» **Goal**
Please reproduce every line of the records below word for word, leaving out the pictures.

» **Records for this exercise**
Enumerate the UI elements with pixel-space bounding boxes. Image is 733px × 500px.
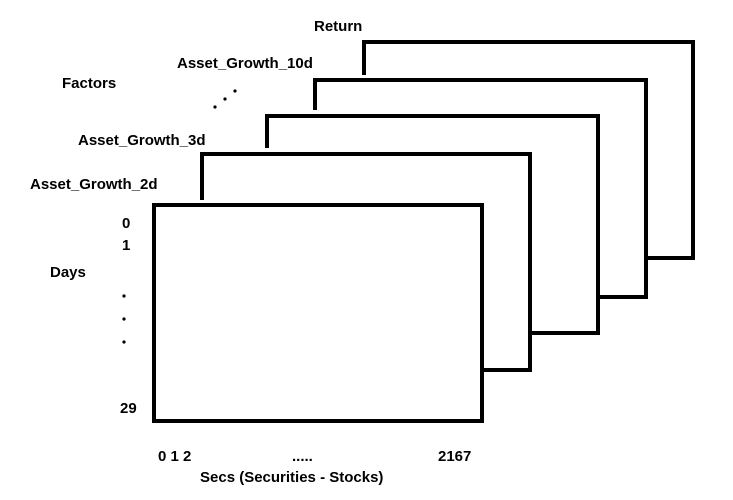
factor-ellipsis bbox=[213, 89, 237, 109]
row-dot bbox=[122, 317, 126, 321]
days-label: Days bbox=[50, 264, 86, 281]
col-ticks-ellipsis: ..... bbox=[292, 448, 313, 465]
col-ticks-start: 0 1 2 bbox=[158, 448, 191, 465]
label-asset-growth-3d: Asset_Growth_3d bbox=[78, 132, 206, 149]
row-dot bbox=[122, 294, 126, 298]
row-tick-0: 0 bbox=[122, 215, 130, 232]
label-return: Return bbox=[314, 18, 362, 35]
factor-dot bbox=[213, 105, 217, 109]
row-dot bbox=[122, 340, 126, 344]
label-asset-growth-10d: Asset_Growth_10d bbox=[177, 55, 313, 72]
factor-dot bbox=[223, 97, 227, 101]
label-asset-growth-2d: Asset_Growth_2d bbox=[30, 176, 158, 193]
factor-dot bbox=[233, 89, 237, 93]
x-axis-label: Secs (Securities - Stocks) bbox=[200, 469, 383, 486]
label-factors: Factors bbox=[62, 75, 116, 92]
row-tick-1: 1 bbox=[122, 237, 130, 254]
front-matrix-frame bbox=[152, 203, 484, 423]
col-tick-2167: 2167 bbox=[438, 448, 471, 465]
row-tick-29: 29 bbox=[120, 400, 137, 417]
row-ellipsis bbox=[122, 294, 126, 344]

» **Exercise answer**
Enumerate the UI elements with pixel-space bounding boxes. Image is 733px × 500px.
factor-ellipsis bbox=[213, 89, 237, 109]
row-dot bbox=[122, 317, 126, 321]
days-label: Days bbox=[50, 264, 86, 281]
col-ticks-ellipsis: ..... bbox=[292, 448, 313, 465]
col-ticks-start: 0 1 2 bbox=[158, 448, 191, 465]
label-asset-growth-3d: Asset_Growth_3d bbox=[78, 132, 206, 149]
row-dot bbox=[122, 294, 126, 298]
row-tick-0: 0 bbox=[122, 215, 130, 232]
label-return: Return bbox=[314, 18, 362, 35]
factor-dot bbox=[213, 105, 217, 109]
row-dot bbox=[122, 340, 126, 344]
label-asset-growth-10d: Asset_Growth_10d bbox=[177, 55, 313, 72]
factor-dot bbox=[223, 97, 227, 101]
label-asset-growth-2d: Asset_Growth_2d bbox=[30, 176, 158, 193]
factor-dot bbox=[233, 89, 237, 93]
x-axis-label: Secs (Securities - Stocks) bbox=[200, 469, 383, 486]
label-factors: Factors bbox=[62, 75, 116, 92]
row-tick-1: 1 bbox=[122, 237, 130, 254]
front-matrix-frame bbox=[152, 203, 484, 423]
col-tick-2167: 2167 bbox=[438, 448, 471, 465]
row-tick-29: 29 bbox=[120, 400, 137, 417]
row-ellipsis bbox=[122, 294, 126, 344]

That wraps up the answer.